In the listing below, how many lines contain the word "Sciences"? Please respond with the number only.
##### DATA SUPPLIED #####
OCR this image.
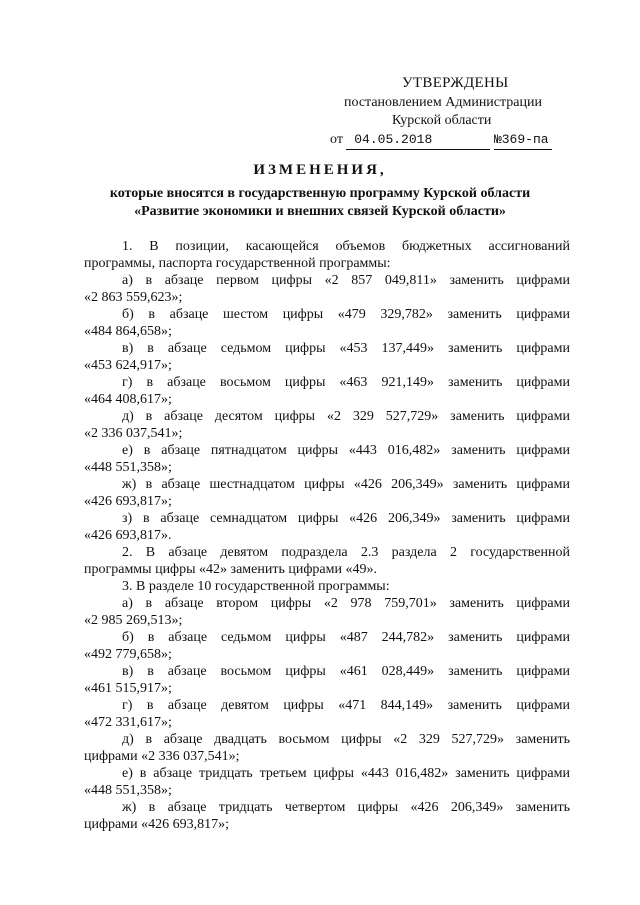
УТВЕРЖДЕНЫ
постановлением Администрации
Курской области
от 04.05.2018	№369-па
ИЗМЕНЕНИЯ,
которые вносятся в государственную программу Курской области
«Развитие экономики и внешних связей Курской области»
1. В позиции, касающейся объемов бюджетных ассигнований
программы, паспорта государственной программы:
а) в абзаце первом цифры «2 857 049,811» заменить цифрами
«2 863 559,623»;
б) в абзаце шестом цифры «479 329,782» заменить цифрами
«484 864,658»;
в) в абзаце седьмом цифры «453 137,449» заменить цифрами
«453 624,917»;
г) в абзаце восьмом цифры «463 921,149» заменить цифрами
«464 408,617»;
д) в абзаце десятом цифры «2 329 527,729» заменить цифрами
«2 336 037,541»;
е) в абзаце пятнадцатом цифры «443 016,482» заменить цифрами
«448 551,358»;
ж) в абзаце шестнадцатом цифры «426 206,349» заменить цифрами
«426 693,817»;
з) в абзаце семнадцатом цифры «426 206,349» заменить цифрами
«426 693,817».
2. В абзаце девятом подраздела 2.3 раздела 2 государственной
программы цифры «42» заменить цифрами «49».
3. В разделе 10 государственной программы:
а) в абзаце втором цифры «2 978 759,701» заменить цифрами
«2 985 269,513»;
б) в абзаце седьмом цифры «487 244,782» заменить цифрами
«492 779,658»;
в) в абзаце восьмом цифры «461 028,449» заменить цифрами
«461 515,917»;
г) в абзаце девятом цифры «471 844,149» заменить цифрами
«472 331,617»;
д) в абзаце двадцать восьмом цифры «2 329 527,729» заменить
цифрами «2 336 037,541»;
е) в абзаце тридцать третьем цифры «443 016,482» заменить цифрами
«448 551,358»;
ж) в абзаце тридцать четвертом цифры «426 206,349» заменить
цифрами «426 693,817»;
#####
##### DATA SUPPLIED #####
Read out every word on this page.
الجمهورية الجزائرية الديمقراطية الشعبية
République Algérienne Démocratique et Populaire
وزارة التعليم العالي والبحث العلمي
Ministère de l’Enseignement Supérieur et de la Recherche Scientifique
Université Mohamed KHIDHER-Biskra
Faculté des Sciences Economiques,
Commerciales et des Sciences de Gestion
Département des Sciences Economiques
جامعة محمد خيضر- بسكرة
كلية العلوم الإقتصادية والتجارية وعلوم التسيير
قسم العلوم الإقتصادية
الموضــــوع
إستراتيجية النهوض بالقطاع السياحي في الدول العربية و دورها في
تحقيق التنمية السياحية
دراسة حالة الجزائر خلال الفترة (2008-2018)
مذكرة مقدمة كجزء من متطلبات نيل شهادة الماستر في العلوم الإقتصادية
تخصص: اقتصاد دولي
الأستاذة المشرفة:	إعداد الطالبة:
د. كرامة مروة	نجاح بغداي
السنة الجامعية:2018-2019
#####
##### DATA SUPPLIED #####
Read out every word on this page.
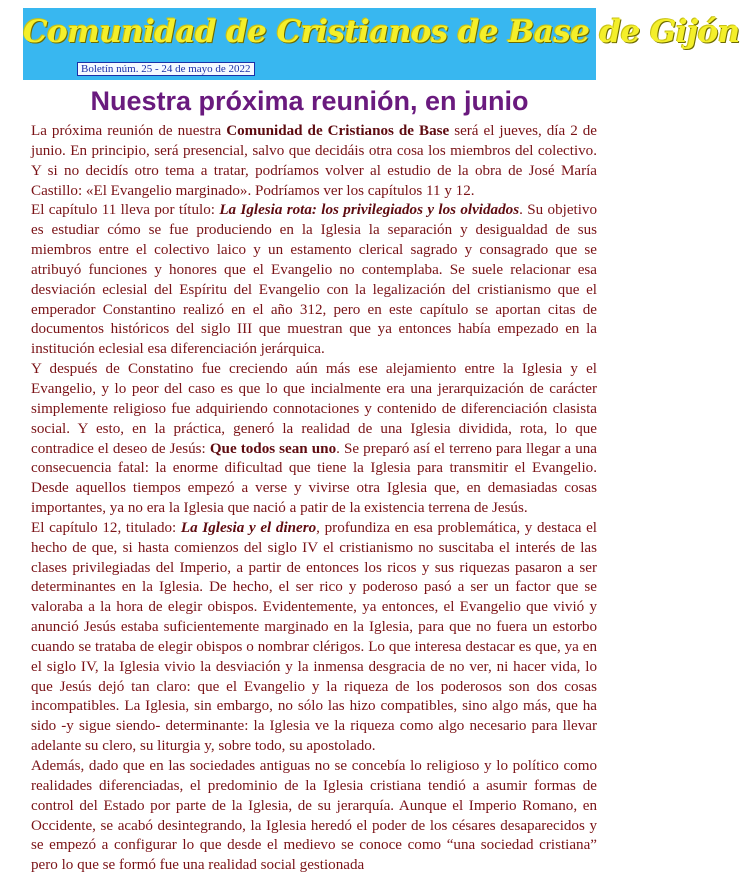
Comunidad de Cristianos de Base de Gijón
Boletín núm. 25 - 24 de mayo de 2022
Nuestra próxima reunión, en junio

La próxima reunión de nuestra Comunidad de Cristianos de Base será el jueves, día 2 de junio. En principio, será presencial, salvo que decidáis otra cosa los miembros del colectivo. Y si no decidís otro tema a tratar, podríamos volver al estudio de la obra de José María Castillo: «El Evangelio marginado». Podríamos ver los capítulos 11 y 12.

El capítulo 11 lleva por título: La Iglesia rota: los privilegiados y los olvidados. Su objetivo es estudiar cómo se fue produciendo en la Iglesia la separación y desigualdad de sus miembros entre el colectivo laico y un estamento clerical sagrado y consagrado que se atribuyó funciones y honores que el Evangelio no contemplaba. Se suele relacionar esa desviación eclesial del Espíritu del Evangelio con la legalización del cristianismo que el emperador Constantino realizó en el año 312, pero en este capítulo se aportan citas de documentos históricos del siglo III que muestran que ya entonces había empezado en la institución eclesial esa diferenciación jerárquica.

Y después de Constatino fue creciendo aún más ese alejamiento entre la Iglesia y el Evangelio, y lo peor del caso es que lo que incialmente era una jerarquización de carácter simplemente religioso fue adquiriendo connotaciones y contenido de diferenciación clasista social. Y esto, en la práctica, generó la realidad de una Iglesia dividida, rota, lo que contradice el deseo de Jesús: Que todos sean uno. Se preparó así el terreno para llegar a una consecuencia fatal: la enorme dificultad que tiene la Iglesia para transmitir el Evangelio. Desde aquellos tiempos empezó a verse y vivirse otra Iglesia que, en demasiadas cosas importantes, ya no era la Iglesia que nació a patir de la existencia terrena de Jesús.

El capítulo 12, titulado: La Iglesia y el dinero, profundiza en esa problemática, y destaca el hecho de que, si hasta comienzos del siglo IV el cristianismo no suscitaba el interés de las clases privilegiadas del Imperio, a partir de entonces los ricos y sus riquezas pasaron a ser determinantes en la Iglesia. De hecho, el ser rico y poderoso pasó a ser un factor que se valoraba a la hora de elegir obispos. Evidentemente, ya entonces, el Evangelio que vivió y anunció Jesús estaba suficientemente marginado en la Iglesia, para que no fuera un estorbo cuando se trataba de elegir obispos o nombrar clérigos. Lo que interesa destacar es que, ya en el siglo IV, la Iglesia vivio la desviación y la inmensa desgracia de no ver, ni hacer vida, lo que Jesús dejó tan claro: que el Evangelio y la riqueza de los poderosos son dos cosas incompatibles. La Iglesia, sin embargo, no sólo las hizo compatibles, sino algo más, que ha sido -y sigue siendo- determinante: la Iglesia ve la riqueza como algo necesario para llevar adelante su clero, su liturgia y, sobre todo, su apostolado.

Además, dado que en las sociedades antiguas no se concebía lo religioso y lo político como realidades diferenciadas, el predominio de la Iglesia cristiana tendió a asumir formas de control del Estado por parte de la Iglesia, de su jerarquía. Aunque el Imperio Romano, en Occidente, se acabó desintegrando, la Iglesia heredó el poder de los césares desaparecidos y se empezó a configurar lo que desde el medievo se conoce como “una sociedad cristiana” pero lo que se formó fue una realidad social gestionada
#####
RESULT:
3